● BRIEF
Filter the lines below, copying only those with the string "text".

● RECORD EXCERPTS
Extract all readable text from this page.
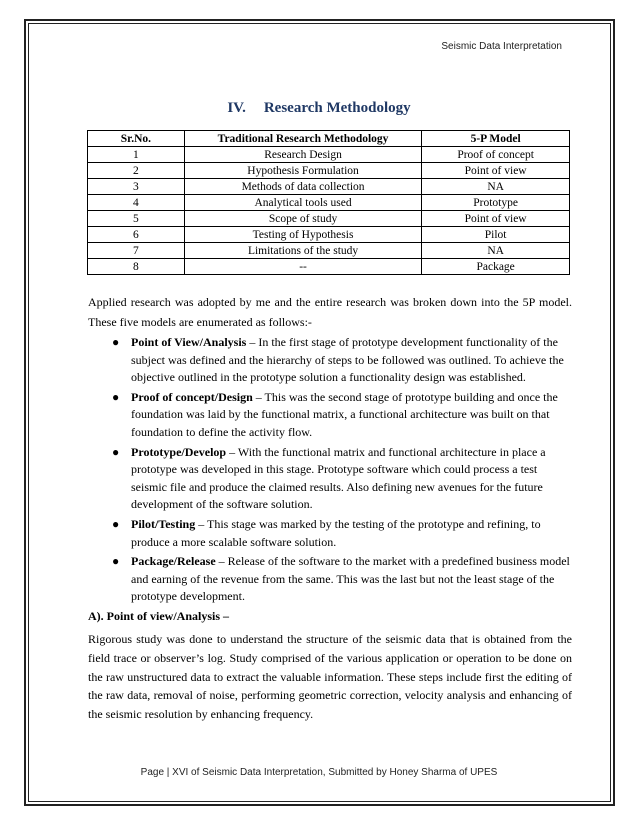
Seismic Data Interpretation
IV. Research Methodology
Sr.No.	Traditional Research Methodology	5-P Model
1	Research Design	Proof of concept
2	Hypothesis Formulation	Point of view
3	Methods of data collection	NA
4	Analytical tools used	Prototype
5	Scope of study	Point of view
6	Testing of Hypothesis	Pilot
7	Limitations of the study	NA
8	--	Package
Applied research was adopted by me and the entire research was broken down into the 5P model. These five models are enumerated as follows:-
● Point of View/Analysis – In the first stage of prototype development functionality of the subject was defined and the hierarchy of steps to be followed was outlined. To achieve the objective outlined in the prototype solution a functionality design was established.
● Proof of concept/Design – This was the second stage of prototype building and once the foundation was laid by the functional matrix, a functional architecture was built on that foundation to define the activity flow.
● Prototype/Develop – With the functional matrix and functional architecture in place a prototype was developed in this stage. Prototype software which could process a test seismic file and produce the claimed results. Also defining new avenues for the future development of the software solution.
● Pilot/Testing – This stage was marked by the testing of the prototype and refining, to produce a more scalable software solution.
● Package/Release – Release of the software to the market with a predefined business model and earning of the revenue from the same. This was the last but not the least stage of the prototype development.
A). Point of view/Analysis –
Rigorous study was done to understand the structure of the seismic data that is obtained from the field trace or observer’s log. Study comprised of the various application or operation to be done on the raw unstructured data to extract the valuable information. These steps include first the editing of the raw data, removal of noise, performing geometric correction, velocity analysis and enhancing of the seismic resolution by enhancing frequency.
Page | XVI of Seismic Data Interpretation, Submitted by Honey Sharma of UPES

==

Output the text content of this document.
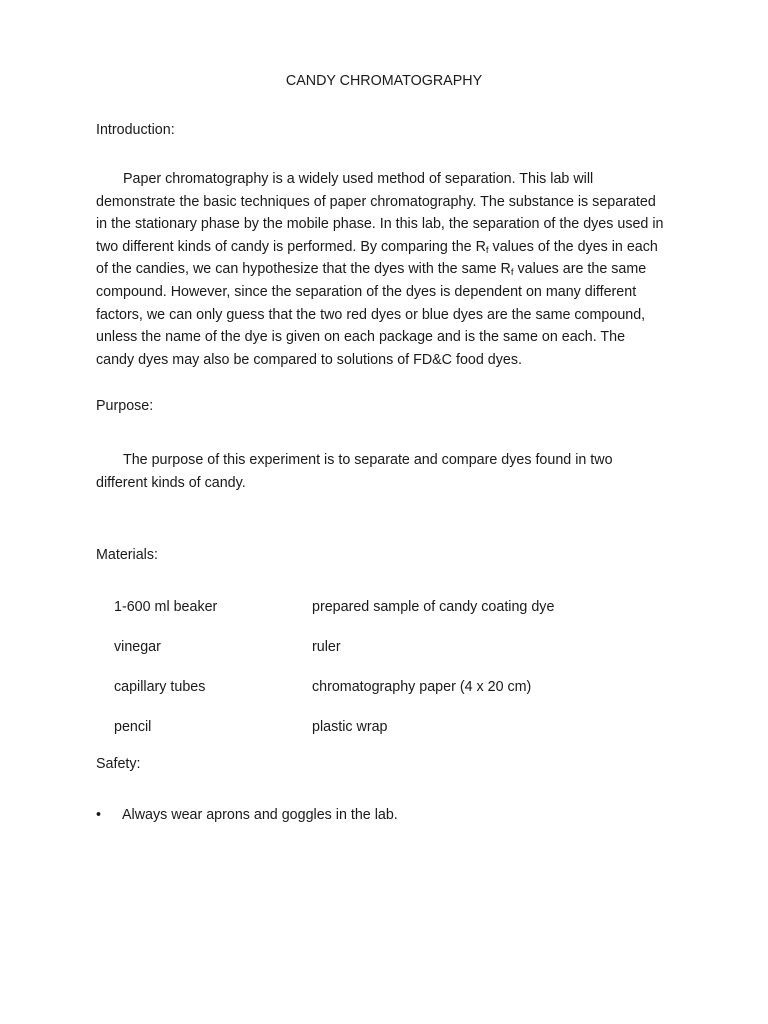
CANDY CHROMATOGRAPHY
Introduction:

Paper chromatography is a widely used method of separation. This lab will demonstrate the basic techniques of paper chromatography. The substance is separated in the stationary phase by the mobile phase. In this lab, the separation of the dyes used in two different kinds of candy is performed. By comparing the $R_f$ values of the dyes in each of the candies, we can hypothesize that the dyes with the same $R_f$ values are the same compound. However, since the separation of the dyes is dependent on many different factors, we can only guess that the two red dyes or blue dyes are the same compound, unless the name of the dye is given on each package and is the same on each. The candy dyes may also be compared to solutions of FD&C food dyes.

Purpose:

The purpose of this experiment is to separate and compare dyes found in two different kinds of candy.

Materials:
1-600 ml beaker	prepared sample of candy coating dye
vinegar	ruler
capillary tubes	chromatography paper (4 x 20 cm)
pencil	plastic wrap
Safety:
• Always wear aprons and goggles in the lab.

● TASK SOLUTION
Extract all readable text from this page.
Output the text content of this document.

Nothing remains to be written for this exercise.